Exercise requirements: Could you print all the entries exactly?

--- START OF Records for processing ---

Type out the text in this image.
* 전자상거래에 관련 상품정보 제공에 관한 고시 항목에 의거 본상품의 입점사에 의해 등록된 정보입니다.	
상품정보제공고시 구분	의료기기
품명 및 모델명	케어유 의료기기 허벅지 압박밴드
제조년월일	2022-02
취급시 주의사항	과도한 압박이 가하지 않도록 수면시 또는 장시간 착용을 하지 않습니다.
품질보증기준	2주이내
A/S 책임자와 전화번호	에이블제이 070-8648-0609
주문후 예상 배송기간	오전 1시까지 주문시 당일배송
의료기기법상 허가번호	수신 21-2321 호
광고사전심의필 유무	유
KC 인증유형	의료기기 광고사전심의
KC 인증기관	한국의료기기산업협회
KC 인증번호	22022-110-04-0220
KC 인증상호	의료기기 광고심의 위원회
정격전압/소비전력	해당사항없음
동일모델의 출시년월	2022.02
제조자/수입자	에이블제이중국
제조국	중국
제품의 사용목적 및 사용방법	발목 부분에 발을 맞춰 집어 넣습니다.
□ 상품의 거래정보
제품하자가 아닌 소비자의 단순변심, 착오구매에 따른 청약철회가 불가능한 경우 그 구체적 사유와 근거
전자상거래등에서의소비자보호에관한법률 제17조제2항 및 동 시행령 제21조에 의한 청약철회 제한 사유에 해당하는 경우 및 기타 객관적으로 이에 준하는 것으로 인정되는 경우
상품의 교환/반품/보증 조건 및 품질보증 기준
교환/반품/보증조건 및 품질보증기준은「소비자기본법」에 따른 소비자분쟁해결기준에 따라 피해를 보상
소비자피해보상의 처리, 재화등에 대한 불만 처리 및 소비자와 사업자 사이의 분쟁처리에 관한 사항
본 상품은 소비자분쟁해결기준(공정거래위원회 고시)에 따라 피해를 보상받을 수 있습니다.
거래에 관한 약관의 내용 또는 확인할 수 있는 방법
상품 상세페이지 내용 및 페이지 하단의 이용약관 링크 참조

--- END OF Records for processing ---

Answer to the task:
Type out the text in this image.
* 전자상거래에 관련 상품정보 제공에 관한 고시 항목에 의거 본상품의 입점사에 의해 등록된 정보입니다.	
상품정보제공고시 구분	의료기기
품명 및 모델명	케어유 의료기기 허벅지 압박밴드
제조년월일	2022-02
취급시 주의사항	과도한 압박이 가하지 않도록 수면시 또는 장시간 착용을 하지 않습니다.
품질보증기준	2주이내
A/S 책임자와 전화번호	에이블제이 070-8648-0609
주문후 예상 배송기간	오전 1시까지 주문시 당일배송
의료기기법상 허가번호	수신 21-2321 호
광고사전심의필 유무	유
KC 인증유형	의료기기 광고사전심의
KC 인증기관	한국의료기기산업협회
KC 인증번호	22022-110-04-0220
KC 인증상호	의료기기 광고심의 위원회
정격전압/소비전력	해당사항없음
동일모델의 출시년월	2022.02
제조자/수입자	에이블제이중국
제조국	중국
제품의 사용목적 및 사용방법	발목 부분에 발을 맞춰 집어 넣습니다.
□ 상품의 거래정보
제품하자가 아닌 소비자의 단순변심, 착오구매에 따른 청약철회가 불가능한 경우 그 구체적 사유와 근거
전자상거래등에서의소비자보호에관한법률 제17조제2항 및 동 시행령 제21조에 의한 청약철회 제한 사유에 해당하는 경우 및 기타 객관적으로 이에 준하는 것으로 인정되는 경우
상품의 교환/반품/보증 조건 및 품질보증 기준
교환/반품/보증조건 및 품질보증기준은「소비자기본법」에 따른 소비자분쟁해결기준에 따라 피해를 보상
소비자피해보상의 처리, 재화등에 대한 불만 처리 및 소비자와 사업자 사이의 분쟁처리에 관한 사항
본 상품은 소비자분쟁해결기준(공정거래위원회 고시)에 따라 피해를 보상받을 수 있습니다.
거래에 관한 약관의 내용 또는 확인할 수 있는 방법
상품 상세페이지 내용 및 페이지 하단의 이용약관 링크 참조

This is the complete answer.